_DATA ENTRIES:_

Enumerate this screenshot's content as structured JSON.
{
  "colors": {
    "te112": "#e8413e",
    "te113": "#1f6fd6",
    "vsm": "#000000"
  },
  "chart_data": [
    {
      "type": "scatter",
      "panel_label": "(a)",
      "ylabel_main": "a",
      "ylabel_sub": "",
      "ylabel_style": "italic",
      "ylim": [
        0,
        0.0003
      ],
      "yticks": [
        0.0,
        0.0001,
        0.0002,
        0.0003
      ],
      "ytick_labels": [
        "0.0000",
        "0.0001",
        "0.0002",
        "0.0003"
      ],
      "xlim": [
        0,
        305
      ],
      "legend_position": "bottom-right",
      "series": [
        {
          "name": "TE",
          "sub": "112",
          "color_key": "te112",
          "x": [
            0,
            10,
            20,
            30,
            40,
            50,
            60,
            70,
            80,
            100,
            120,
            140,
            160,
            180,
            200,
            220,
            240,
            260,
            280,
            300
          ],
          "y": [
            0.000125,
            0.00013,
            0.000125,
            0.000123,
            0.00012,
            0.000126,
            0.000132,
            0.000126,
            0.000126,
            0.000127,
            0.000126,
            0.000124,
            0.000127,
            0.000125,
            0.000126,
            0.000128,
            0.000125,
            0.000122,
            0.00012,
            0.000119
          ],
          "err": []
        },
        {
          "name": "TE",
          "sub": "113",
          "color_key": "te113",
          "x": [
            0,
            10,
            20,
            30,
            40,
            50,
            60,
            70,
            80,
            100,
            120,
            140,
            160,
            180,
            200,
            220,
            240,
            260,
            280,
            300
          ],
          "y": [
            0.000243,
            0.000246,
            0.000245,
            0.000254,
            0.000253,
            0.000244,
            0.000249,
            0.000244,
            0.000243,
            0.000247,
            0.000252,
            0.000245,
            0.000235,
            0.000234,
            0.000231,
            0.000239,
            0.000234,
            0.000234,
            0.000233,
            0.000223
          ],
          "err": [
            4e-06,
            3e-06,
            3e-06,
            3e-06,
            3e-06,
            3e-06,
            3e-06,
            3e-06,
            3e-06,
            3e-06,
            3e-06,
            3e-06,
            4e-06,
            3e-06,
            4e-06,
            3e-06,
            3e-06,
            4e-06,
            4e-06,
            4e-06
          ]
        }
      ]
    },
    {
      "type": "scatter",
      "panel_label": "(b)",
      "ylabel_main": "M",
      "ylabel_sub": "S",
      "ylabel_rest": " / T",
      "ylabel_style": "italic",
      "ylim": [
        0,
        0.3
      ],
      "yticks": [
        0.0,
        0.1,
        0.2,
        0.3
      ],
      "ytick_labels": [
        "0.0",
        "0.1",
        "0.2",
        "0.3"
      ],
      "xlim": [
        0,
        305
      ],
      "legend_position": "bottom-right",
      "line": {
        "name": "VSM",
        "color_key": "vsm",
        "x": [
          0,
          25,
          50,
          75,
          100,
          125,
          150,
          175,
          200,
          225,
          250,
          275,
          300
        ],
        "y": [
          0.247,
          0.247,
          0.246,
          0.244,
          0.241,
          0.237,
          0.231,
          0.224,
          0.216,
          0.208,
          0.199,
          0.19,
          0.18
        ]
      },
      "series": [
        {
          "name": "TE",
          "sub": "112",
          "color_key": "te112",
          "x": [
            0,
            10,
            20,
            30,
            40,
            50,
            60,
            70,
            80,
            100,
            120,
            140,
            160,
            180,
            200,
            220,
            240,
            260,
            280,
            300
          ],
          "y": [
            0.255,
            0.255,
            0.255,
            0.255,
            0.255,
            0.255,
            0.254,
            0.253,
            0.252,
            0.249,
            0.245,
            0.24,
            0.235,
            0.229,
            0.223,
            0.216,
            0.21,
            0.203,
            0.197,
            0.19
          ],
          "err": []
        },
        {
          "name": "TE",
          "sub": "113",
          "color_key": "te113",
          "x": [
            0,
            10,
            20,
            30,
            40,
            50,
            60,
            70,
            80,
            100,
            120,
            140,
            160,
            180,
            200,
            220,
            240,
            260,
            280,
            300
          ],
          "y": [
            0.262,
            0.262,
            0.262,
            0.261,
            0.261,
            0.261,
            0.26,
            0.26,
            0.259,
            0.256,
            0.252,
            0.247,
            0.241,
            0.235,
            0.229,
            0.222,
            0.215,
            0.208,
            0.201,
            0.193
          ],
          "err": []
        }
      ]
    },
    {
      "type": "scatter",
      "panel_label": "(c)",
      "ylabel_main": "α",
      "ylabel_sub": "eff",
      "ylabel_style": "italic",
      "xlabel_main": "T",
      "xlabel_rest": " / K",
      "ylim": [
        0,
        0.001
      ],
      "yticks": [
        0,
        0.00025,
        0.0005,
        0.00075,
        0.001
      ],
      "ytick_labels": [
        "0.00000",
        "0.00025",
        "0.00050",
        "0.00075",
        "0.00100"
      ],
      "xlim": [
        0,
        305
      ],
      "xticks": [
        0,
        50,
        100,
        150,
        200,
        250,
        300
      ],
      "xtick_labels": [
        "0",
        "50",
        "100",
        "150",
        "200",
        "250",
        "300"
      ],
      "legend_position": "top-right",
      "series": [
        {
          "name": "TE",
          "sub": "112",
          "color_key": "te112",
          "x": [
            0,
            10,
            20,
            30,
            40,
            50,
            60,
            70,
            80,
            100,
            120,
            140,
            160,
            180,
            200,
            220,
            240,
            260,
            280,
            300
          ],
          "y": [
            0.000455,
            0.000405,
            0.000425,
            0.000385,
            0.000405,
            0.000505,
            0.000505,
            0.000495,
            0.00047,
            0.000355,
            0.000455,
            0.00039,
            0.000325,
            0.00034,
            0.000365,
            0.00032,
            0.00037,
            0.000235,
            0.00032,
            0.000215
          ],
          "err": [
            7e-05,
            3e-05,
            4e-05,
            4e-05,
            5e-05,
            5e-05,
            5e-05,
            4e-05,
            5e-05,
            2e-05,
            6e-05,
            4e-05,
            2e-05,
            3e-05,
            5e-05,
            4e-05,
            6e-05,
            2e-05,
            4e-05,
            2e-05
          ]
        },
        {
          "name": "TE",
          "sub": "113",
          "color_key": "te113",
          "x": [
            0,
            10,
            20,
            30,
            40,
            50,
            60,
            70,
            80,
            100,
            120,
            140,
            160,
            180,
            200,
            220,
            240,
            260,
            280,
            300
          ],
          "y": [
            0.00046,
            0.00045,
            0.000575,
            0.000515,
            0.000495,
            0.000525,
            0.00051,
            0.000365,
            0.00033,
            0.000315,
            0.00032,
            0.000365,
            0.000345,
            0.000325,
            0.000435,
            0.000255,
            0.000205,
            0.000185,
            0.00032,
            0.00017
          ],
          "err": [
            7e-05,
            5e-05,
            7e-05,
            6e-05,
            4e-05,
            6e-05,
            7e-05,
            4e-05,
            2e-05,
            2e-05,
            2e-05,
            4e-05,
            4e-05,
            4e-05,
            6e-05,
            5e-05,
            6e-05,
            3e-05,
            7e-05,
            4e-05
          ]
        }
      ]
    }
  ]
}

_REQUIREMENT:_ Can you restate every record above word for word?

_FULL ANSWER:_
Enumerate this screenshot's content as structured JSON.
{
  "colors": {
    "te112": "#e8413e",
    "te113": "#1f6fd6",
    "vsm": "#000000"
  },
  "chart_data": [
    {
      "type": "scatter",
      "panel_label": "(a)",
      "ylabel_main": "a",
      "ylabel_sub": "",
      "ylabel_style": "italic",
      "ylim": [
        0,
        0.0003
      ],
      "yticks": [
        0.0,
        0.0001,
        0.0002,
        0.0003
      ],
      "ytick_labels": [
        "0.0000",
        "0.0001",
        "0.0002",
        "0.0003"
      ],
      "xlim": [
        0,
        305
      ],
      "legend_position": "bottom-right",
      "series": [
        {
          "name": "TE",
          "sub": "112",
          "color_key": "te112",
          "x": [
            0,
            10,
            20,
            30,
            40,
            50,
            60,
            70,
            80,
            100,
            120,
            140,
            160,
            180,
            200,
            220,
            240,
            260,
            280,
            300
          ],
          "y": [
            0.000125,
            0.00013,
            0.000125,
            0.000123,
            0.00012,
            0.000126,
            0.000132,
            0.000126,
            0.000126,
            0.000127,
            0.000126,
            0.000124,
            0.000127,
            0.000125,
            0.000126,
            0.000128,
            0.000125,
            0.000122,
            0.00012,
            0.000119
          ],
          "err": []
        },
        {
          "name": "TE",
          "sub": "113",
          "color_key": "te113",
          "x": [
            0,
            10,
            20,
            30,
            40,
            50,
            60,
            70,
            80,
            100,
            120,
            140,
            160,
            180,
            200,
            220,
            240,
            260,
            280,
            300
          ],
          "y": [
            0.000243,
            0.000246,
            0.000245,
            0.000254,
            0.000253,
            0.000244,
            0.000249,
            0.000244,
            0.000243,
            0.000247,
            0.000252,
            0.000245,
            0.000235,
            0.000234,
            0.000231,
            0.000239,
            0.000234,
            0.000234,
            0.000233,
            0.000223
          ],
          "err": [
            4e-06,
            3e-06,
            3e-06,
            3e-06,
            3e-06,
            3e-06,
            3e-06,
            3e-06,
            3e-06,
            3e-06,
            3e-06,
            3e-06,
            4e-06,
            3e-06,
            4e-06,
            3e-06,
            3e-06,
            4e-06,
            4e-06,
            4e-06
          ]
        }
      ]
    },
    {
      "type": "scatter",
      "panel_label": "(b)",
      "ylabel_main": "M",
      "ylabel_sub": "S",
      "ylabel_rest": " / T",
      "ylabel_style": "italic",
      "ylim": [
        0,
        0.3
      ],
      "yticks": [
        0.0,
        0.1,
        0.2,
        0.3
      ],
      "ytick_labels": [
        "0.0",
        "0.1",
        "0.2",
        "0.3"
      ],
      "xlim": [
        0,
        305
      ],
      "legend_position": "bottom-right",
      "line": {
        "name": "VSM",
        "color_key": "vsm",
        "x": [
          0,
          25,
          50,
          75,
          100,
          125,
          150,
          175,
          200,
          225,
          250,
          275,
          300
        ],
        "y": [
          0.247,
          0.247,
          0.246,
          0.244,
          0.241,
          0.237,
          0.231,
          0.224,
          0.216,
          0.208,
          0.199,
          0.19,
          0.18
        ]
      },
      "series": [
        {
          "name": "TE",
          "sub": "112",
          "color_key": "te112",
          "x": [
            0,
            10,
            20,
            30,
            40,
            50,
            60,
            70,
            80,
            100,
            120,
            140,
            160,
            180,
            200,
            220,
            240,
            260,
            280,
            300
          ],
          "y": [
            0.255,
            0.255,
            0.255,
            0.255,
            0.255,
            0.255,
            0.254,
            0.253,
            0.252,
            0.249,
            0.245,
            0.24,
            0.235,
            0.229,
            0.223,
            0.216,
            0.21,
            0.203,
            0.197,
            0.19
          ],
          "err": []
        },
        {
          "name": "TE",
          "sub": "113",
          "color_key": "te113",
          "x": [
            0,
            10,
            20,
            30,
            40,
            50,
            60,
            70,
            80,
            100,
            120,
            140,
            160,
            180,
            200,
            220,
            240,
            260,
            280,
            300
          ],
          "y": [
            0.262,
            0.262,
            0.262,
            0.261,
            0.261,
            0.261,
            0.26,
            0.26,
            0.259,
            0.256,
            0.252,
            0.247,
            0.241,
            0.235,
            0.229,
            0.222,
            0.215,
            0.208,
            0.201,
            0.193
          ],
          "err": []
        }
      ]
    },
    {
      "type": "scatter",
      "panel_label": "(c)",
      "ylabel_main": "α",
      "ylabel_sub": "eff",
      "ylabel_style": "italic",
      "xlabel_main": "T",
      "xlabel_rest": " / K",
      "ylim": [
        0,
        0.001
      ],
      "yticks": [
        0,
        0.00025,
        0.0005,
        0.00075,
        0.001
      ],
      "ytick_labels": [
        "0.00000",
        "0.00025",
        "0.00050",
        "0.00075",
        "0.00100"
      ],
      "xlim": [
        0,
        305
      ],
      "xticks": [
        0,
        50,
        100,
        150,
        200,
        250,
        300
      ],
      "xtick_labels": [
        "0",
        "50",
        "100",
        "150",
        "200",
        "250",
        "300"
      ],
      "legend_position": "top-right",
      "series": [
        {
          "name": "TE",
          "sub": "112",
          "color_key": "te112",
          "x": [
            0,
            10,
            20,
            30,
            40,
            50,
            60,
            70,
            80,
            100,
            120,
            140,
            160,
            180,
            200,
            220,
            240,
            260,
            280,
            300
          ],
          "y": [
            0.000455,
            0.000405,
            0.000425,
            0.000385,
            0.000405,
            0.000505,
            0.000505,
            0.000495,
            0.00047,
            0.000355,
            0.000455,
            0.00039,
            0.000325,
            0.00034,
            0.000365,
            0.00032,
            0.00037,
            0.000235,
            0.00032,
            0.000215
          ],
          "err": [
            7e-05,
            3e-05,
            4e-05,
            4e-05,
            5e-05,
            5e-05,
            5e-05,
            4e-05,
            5e-05,
            2e-05,
            6e-05,
            4e-05,
            2e-05,
            3e-05,
            5e-05,
            4e-05,
            6e-05,
            2e-05,
            4e-05,
            2e-05
          ]
        },
        {
          "name": "TE",
          "sub": "113",
          "color_key": "te113",
          "x": [
            0,
            10,
            20,
            30,
            40,
            50,
            60,
            70,
            80,
            100,
            120,
            140,
            160,
            180,
            200,
            220,
            240,
            260,
            280,
            300
          ],
          "y": [
            0.00046,
            0.00045,
            0.000575,
            0.000515,
            0.000495,
            0.000525,
            0.00051,
            0.000365,
            0.00033,
            0.000315,
            0.00032,
            0.000365,
            0.000345,
            0.000325,
            0.000435,
            0.000255,
            0.000205,
            0.000185,
            0.00032,
            0.00017
          ],
          "err": [
            7e-05,
            5e-05,
            7e-05,
            6e-05,
            4e-05,
            6e-05,
            7e-05,
            4e-05,
            2e-05,
            2e-05,
            2e-05,
            4e-05,
            4e-05,
            4e-05,
            6e-05,
            5e-05,
            6e-05,
            3e-05,
            7e-05,
            4e-05
          ]
        }
      ]
    }
  ]
}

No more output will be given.